**Records for processing**:
######

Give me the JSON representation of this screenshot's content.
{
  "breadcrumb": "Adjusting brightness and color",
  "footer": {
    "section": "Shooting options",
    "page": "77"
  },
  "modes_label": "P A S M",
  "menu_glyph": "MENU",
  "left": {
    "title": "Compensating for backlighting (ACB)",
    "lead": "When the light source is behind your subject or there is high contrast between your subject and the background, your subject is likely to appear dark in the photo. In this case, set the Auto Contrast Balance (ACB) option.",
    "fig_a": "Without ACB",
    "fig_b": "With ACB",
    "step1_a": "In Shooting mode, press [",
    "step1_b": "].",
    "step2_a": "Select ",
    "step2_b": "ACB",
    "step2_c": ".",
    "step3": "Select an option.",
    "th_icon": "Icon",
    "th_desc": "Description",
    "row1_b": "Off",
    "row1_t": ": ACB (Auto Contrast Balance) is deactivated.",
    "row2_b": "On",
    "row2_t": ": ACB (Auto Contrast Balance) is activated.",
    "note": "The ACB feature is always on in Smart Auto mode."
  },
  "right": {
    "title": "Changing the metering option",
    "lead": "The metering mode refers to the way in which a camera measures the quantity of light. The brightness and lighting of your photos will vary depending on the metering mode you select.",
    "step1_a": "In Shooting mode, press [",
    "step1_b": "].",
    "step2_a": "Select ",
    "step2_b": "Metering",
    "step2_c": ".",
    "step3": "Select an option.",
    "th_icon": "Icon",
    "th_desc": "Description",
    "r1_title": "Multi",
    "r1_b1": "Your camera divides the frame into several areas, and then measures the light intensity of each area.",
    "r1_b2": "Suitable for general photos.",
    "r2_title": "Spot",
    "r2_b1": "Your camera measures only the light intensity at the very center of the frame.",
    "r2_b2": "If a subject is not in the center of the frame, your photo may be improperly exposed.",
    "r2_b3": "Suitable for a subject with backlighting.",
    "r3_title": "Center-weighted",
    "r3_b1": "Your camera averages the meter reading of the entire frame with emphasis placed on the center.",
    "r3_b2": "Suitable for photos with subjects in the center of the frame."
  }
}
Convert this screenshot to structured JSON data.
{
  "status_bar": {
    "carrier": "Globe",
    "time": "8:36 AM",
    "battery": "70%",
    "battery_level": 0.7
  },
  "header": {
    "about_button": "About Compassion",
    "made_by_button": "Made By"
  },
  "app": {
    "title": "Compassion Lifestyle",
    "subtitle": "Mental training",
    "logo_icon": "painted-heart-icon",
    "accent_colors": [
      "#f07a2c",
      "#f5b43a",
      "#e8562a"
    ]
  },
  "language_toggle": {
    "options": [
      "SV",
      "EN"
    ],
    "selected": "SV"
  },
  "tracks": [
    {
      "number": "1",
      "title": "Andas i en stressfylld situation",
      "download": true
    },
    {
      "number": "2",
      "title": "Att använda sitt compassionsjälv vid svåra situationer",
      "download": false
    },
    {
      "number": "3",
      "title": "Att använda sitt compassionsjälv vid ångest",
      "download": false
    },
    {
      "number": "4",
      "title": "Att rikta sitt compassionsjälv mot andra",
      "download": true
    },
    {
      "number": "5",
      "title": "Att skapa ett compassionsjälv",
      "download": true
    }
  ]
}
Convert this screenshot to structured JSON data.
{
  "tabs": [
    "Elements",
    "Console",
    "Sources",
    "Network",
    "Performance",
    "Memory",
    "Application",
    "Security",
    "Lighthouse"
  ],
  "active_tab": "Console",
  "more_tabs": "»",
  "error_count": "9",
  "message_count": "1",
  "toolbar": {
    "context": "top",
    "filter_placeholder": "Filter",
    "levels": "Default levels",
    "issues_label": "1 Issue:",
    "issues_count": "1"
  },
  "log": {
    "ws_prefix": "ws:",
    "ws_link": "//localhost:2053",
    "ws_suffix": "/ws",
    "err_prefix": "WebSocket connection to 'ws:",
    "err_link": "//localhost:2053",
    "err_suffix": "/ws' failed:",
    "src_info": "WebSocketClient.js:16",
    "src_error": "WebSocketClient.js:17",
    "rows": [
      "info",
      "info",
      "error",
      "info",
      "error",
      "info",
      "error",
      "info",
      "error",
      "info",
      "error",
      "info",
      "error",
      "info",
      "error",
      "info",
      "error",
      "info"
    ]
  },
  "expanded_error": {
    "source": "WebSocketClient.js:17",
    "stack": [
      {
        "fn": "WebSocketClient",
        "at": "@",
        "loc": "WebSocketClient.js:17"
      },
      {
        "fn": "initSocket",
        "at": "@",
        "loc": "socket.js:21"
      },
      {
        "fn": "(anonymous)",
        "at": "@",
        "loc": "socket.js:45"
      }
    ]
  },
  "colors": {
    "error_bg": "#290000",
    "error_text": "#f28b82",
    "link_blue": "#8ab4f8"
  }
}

######

**Exercise aim**:
Every entry must be output again, exactly as written above.

**The output**:
Give me the JSON representation of this screenshot's content.
{
  "breadcrumb": "Adjusting brightness and color",
  "footer": {
    "section": "Shooting options",
    "page": "77"
  },
  "modes_label": "P A S M",
  "menu_glyph": "MENU",
  "left": {
    "title": "Compensating for backlighting (ACB)",
    "lead": "When the light source is behind your subject or there is high contrast between your subject and the background, your subject is likely to appear dark in the photo. In this case, set the Auto Contrast Balance (ACB) option.",
    "fig_a": "Without ACB",
    "fig_b": "With ACB",
    "step1_a": "In Shooting mode, press [",
    "step1_b": "].",
    "step2_a": "Select ",
    "step2_b": "ACB",
    "step2_c": ".",
    "step3": "Select an option.",
    "th_icon": "Icon",
    "th_desc": "Description",
    "row1_b": "Off",
    "row1_t": ": ACB (Auto Contrast Balance) is deactivated.",
    "row2_b": "On",
    "row2_t": ": ACB (Auto Contrast Balance) is activated.",
    "note": "The ACB feature is always on in Smart Auto mode."
  },
  "right": {
    "title": "Changing the metering option",
    "lead": "The metering mode refers to the way in which a camera measures the quantity of light. The brightness and lighting of your photos will vary depending on the metering mode you select.",
    "step1_a": "In Shooting mode, press [",
    "step1_b": "].",
    "step2_a": "Select ",
    "step2_b": "Metering",
    "step2_c": ".",
    "step3": "Select an option.",
    "th_icon": "Icon",
    "th_desc": "Description",
    "r1_title": "Multi",
    "r1_b1": "Your camera divides the frame into several areas, and then measures the light intensity of each area.",
    "r1_b2": "Suitable for general photos.",
    "r2_title": "Spot",
    "r2_b1": "Your camera measures only the light intensity at the very center of the frame.",
    "r2_b2": "If a subject is not in the center of the frame, your photo may be improperly exposed.",
    "r2_b3": "Suitable for a subject with backlighting.",
    "r3_title": "Center-weighted",
    "r3_b1": "Your camera averages the meter reading of the entire frame with emphasis placed on the center.",
    "r3_b2": "Suitable for photos with subjects in the center of the frame."
  }
}
Convert this screenshot to structured JSON data.
{
  "status_bar": {
    "carrier": "Globe",
    "time": "8:36 AM",
    "battery": "70%",
    "battery_level": 0.7
  },
  "header": {
    "about_button": "About Compassion",
    "made_by_button": "Made By"
  },
  "app": {
    "title": "Compassion Lifestyle",
    "subtitle": "Mental training",
    "logo_icon": "painted-heart-icon",
    "accent_colors": [
      "#f07a2c",
      "#f5b43a",
      "#e8562a"
    ]
  },
  "language_toggle": {
    "options": [
      "SV",
      "EN"
    ],
    "selected": "SV"
  },
  "tracks": [
    {
      "number": "1",
      "title": "Andas i en stressfylld situation",
      "download": true
    },
    {
      "number": "2",
      "title": "Att använda sitt compassionsjälv vid svåra situationer",
      "download": false
    },
    {
      "number": "3",
      "title": "Att använda sitt compassionsjälv vid ångest",
      "download": false
    },
    {
      "number": "4",
      "title": "Att rikta sitt compassionsjälv mot andra",
      "download": true
    },
    {
      "number": "5",
      "title": "Att skapa ett compassionsjälv",
      "download": true
    }
  ]
}
Convert this screenshot to structured JSON data.
{
  "tabs": [
    "Elements",
    "Console",
    "Sources",
    "Network",
    "Performance",
    "Memory",
    "Application",
    "Security",
    "Lighthouse"
  ],
  "active_tab": "Console",
  "more_tabs": "»",
  "error_count": "9",
  "message_count": "1",
  "toolbar": {
    "context": "top",
    "filter_placeholder": "Filter",
    "levels": "Default levels",
    "issues_label": "1 Issue:",
    "issues_count": "1"
  },
  "log": {
    "ws_prefix": "ws:",
    "ws_link": "//localhost:2053",
    "ws_suffix": "/ws",
    "err_prefix": "WebSocket connection to 'ws:",
    "err_link": "//localhost:2053",
    "err_suffix": "/ws' failed:",
    "src_info": "WebSocketClient.js:16",
    "src_error": "WebSocketClient.js:17",
    "rows": [
      "info",
      "info",
      "error",
      "info",
      "error",
      "info",
      "error",
      "info",
      "error",
      "info",
      "error",
      "info",
      "error",
      "info",
      "error",
      "info",
      "error",
      "info"
    ]
  },
  "expanded_error": {
    "source": "WebSocketClient.js:17",
    "stack": [
      {
        "fn": "WebSocketClient",
        "at": "@",
        "loc": "WebSocketClient.js:17"
      },
      {
        "fn": "initSocket",
        "at": "@",
        "loc": "socket.js:21"
      },
      {
        "fn": "(anonymous)",
        "at": "@",
        "loc": "socket.js:45"
      }
    ]
  },
  "colors": {
    "error_bg": "#290000",
    "error_text": "#f28b82",
    "link_blue": "#8ab4f8"
  }
}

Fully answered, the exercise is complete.